Below are some records; retype all of them exactly.
BEGIN Listed entries
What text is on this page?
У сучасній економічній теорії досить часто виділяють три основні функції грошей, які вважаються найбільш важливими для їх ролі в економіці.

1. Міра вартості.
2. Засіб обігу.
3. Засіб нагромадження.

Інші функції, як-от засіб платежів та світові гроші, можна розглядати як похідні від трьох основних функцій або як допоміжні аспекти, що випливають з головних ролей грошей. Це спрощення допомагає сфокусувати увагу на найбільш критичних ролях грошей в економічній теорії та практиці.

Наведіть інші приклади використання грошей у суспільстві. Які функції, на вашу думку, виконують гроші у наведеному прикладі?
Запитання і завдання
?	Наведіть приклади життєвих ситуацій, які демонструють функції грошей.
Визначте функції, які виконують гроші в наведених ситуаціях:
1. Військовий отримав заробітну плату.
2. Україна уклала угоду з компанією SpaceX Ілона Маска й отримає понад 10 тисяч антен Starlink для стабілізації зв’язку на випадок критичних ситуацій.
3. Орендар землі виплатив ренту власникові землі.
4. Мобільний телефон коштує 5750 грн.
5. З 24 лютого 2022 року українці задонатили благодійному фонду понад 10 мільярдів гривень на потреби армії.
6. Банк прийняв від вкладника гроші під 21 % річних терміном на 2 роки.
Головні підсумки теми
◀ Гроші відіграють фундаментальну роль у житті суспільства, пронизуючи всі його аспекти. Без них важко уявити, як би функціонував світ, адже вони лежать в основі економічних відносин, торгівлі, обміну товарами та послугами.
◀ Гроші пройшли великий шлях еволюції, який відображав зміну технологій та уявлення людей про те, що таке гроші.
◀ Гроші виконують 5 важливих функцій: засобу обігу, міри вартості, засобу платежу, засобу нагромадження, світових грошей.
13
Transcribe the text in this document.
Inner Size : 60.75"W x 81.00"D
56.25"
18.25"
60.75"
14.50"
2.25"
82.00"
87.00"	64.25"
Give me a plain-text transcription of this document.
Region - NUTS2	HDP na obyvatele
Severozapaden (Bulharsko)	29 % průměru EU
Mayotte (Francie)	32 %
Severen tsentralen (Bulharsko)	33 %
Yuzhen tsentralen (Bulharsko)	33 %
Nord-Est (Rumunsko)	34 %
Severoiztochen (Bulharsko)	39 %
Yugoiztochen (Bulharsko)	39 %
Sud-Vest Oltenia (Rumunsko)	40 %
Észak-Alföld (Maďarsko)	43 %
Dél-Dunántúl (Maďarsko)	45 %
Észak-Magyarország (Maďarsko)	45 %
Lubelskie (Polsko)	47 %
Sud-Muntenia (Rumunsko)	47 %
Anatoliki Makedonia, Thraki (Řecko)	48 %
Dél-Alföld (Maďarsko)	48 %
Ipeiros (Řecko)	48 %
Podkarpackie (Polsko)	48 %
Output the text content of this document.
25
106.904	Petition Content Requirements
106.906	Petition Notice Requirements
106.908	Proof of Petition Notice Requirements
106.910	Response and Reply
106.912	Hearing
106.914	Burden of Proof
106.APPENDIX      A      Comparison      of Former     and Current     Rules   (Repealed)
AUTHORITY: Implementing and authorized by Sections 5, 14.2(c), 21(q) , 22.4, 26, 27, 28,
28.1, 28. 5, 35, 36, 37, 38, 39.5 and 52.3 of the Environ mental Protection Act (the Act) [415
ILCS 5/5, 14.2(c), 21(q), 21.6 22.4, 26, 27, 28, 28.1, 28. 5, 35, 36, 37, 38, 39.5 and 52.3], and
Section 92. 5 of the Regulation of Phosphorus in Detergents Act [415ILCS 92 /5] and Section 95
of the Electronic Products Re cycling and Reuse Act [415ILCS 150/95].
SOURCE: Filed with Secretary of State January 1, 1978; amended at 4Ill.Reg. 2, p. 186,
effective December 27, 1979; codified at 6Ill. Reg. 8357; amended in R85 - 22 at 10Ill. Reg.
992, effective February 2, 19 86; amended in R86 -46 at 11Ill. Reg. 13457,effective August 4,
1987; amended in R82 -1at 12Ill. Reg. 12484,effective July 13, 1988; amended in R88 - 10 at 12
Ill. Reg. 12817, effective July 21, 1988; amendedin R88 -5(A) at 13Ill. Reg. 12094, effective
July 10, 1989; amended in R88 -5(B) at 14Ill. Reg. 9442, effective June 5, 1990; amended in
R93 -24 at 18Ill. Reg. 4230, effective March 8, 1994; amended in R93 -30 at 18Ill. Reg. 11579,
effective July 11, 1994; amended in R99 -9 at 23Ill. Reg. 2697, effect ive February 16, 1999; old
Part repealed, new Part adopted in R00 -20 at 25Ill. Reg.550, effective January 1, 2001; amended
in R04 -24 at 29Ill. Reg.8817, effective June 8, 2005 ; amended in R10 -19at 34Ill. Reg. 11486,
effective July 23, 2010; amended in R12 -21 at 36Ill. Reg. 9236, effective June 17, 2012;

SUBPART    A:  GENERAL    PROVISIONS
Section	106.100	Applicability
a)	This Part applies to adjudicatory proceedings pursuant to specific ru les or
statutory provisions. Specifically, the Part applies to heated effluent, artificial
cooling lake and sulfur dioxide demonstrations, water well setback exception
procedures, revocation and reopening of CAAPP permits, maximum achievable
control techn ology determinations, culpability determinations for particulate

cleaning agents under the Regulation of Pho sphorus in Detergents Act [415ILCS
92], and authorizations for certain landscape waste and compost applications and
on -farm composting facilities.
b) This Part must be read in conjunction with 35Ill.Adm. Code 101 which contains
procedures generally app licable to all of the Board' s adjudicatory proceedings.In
END Listed entries
The output
What text is on this page?
У сучасній економічній теорії досить часто виділяють три основні функції грошей, які вважаються найбільш важливими для їх ролі в економіці.

1. Міра вартості.
2. Засіб обігу.
3. Засіб нагромадження.

Інші функції, як-от засіб платежів та світові гроші, можна розглядати як похідні від трьох основних функцій або як допоміжні аспекти, що випливають з головних ролей грошей. Це спрощення допомагає сфокусувати увагу на найбільш критичних ролях грошей в економічній теорії та практиці.

Наведіть інші приклади використання грошей у суспільстві. Які функції, на вашу думку, виконують гроші у наведеному прикладі?
Запитання і завдання
?	Наведіть приклади життєвих ситуацій, які демонструють функції грошей.
Визначте функції, які виконують гроші в наведених ситуаціях:
1. Військовий отримав заробітну плату.
2. Україна уклала угоду з компанією SpaceX Ілона Маска й отримає понад 10 тисяч антен Starlink для стабілізації зв’язку на випадок критичних ситуацій.
3. Орендар землі виплатив ренту власникові землі.
4. Мобільний телефон коштує 5750 грн.
5. З 24 лютого 2022 року українці задонатили благодійному фонду понад 10 мільярдів гривень на потреби армії.
6. Банк прийняв від вкладника гроші під 21 % річних терміном на 2 роки.
Головні підсумки теми
◀ Гроші відіграють фундаментальну роль у житті суспільства, пронизуючи всі його аспекти. Без них важко уявити, як би функціонував світ, адже вони лежать в основі економічних відносин, торгівлі, обміну товарами та послугами.
◀ Гроші пройшли великий шлях еволюції, який відображав зміну технологій та уявлення людей про те, що таке гроші.
◀ Гроші виконують 5 важливих функцій: засобу обігу, міри вартості, засобу платежу, засобу нагромадження, світових грошей.
13
Transcribe the text in this document.
Inner Size : 60.75"W x 81.00"D
56.25"
18.25"
60.75"
14.50"
2.25"
82.00"
87.00"	64.25"
Give me a plain-text transcription of this document.
Region - NUTS2	HDP na obyvatele
Severozapaden (Bulharsko)	29 % průměru EU
Mayotte (Francie)	32 %
Severen tsentralen (Bulharsko)	33 %
Yuzhen tsentralen (Bulharsko)	33 %
Nord-Est (Rumunsko)	34 %
Severoiztochen (Bulharsko)	39 %
Yugoiztochen (Bulharsko)	39 %
Sud-Vest Oltenia (Rumunsko)	40 %
Észak-Alföld (Maďarsko)	43 %
Dél-Dunántúl (Maďarsko)	45 %
Észak-Magyarország (Maďarsko)	45 %
Lubelskie (Polsko)	47 %
Sud-Muntenia (Rumunsko)	47 %
Anatoliki Makedonia, Thraki (Řecko)	48 %
Dél-Alföld (Maďarsko)	48 %
Ipeiros (Řecko)	48 %
Podkarpackie (Polsko)	48 %
Output the text content of this document.
25
106.904	Petition Content Requirements
106.906	Petition Notice Requirements
106.908	Proof of Petition Notice Requirements
106.910	Response and Reply
106.912	Hearing
106.914	Burden of Proof
106.APPENDIX      A      Comparison      of Former     and Current     Rules   (Repealed)
AUTHORITY: Implementing and authorized by Sections 5, 14.2(c), 21(q) , 22.4, 26, 27, 28,
28.1, 28. 5, 35, 36, 37, 38, 39.5 and 52.3 of the Environ mental Protection Act (the Act) [415
ILCS 5/5, 14.2(c), 21(q), 21.6 22.4, 26, 27, 28, 28.1, 28. 5, 35, 36, 37, 38, 39.5 and 52.3], and
Section 92. 5 of the Regulation of Phosphorus in Detergents Act [415ILCS 92 /5] and Section 95
of the Electronic Products Re cycling and Reuse Act [415ILCS 150/95].
SOURCE: Filed with Secretary of State January 1, 1978; amended at 4Ill.Reg. 2, p. 186,
effective December 27, 1979; codified at 6Ill. Reg. 8357; amended in R85 - 22 at 10Ill. Reg.
992, effective February 2, 19 86; amended in R86 -46 at 11Ill. Reg. 13457,effective August 4,
1987; amended in R82 -1at 12Ill. Reg. 12484,effective July 13, 1988; amended in R88 - 10 at 12
Ill. Reg. 12817, effective July 21, 1988; amendedin R88 -5(A) at 13Ill. Reg. 12094, effective
July 10, 1989; amended in R88 -5(B) at 14Ill. Reg. 9442, effective June 5, 1990; amended in
R93 -24 at 18Ill. Reg. 4230, effective March 8, 1994; amended in R93 -30 at 18Ill. Reg. 11579,
effective July 11, 1994; amended in R99 -9 at 23Ill. Reg. 2697, effect ive February 16, 1999; old
Part repealed, new Part adopted in R00 -20 at 25Ill. Reg.550, effective January 1, 2001; amended
in R04 -24 at 29Ill. Reg.8817, effective June 8, 2005 ; amended in R10 -19at 34Ill. Reg. 11486,
effective July 23, 2010; amended in R12 -21 at 36Ill. Reg. 9236, effective June 17, 2012;

SUBPART    A:  GENERAL    PROVISIONS
Section	106.100	Applicability
a)	This Part applies to adjudicatory proceedings pursuant to specific ru les or
statutory provisions. Specifically, the Part applies to heated effluent, artificial
cooling lake and sulfur dioxide demonstrations, water well setback exception
procedures, revocation and reopening of CAAPP permits, maximum achievable
control techn ology determinations, culpability determinations for particulate

cleaning agents under the Regulation of Pho sphorus in Detergents Act [415ILCS
92], and authorizations for certain landscape waste and compost applications and
on -farm composting facilities.
b) This Part must be read in conjunction with 35Ill.Adm. Code 101 which contains
procedures generally app licable to all of the Board' s adjudicatory proceedings.In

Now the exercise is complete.